### Dataset records
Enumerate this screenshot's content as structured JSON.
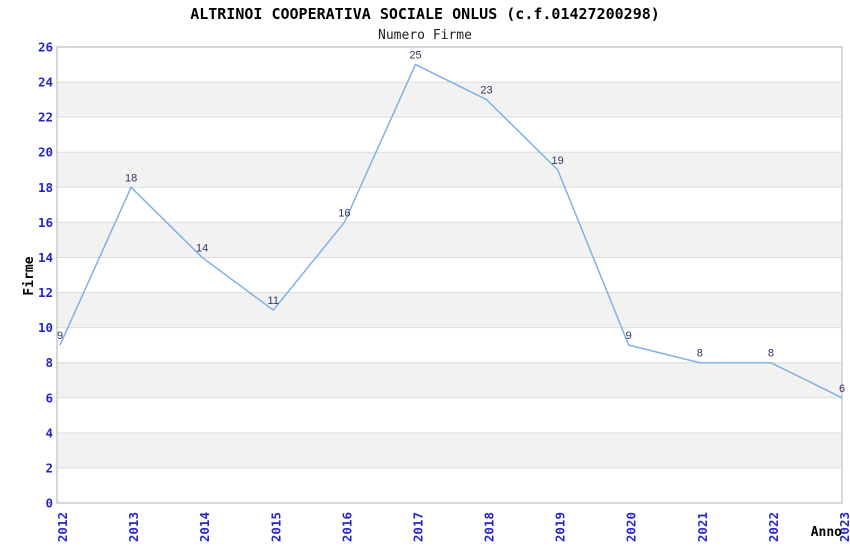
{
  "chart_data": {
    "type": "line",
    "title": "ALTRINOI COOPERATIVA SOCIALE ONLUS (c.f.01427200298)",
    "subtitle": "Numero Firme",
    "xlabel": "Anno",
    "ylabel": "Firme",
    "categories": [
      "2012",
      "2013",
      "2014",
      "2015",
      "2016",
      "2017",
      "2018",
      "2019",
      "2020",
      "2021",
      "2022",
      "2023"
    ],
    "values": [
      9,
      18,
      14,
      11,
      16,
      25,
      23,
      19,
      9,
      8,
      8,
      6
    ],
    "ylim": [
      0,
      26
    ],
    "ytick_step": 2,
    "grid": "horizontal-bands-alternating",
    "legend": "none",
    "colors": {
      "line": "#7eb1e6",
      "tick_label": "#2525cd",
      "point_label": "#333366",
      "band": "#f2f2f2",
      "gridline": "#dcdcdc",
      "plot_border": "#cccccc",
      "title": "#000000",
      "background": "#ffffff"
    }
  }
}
######
Aim of the exercise – Tally how many lines of the data include the word "Firme". Write the number and nothing else.

Solution – 2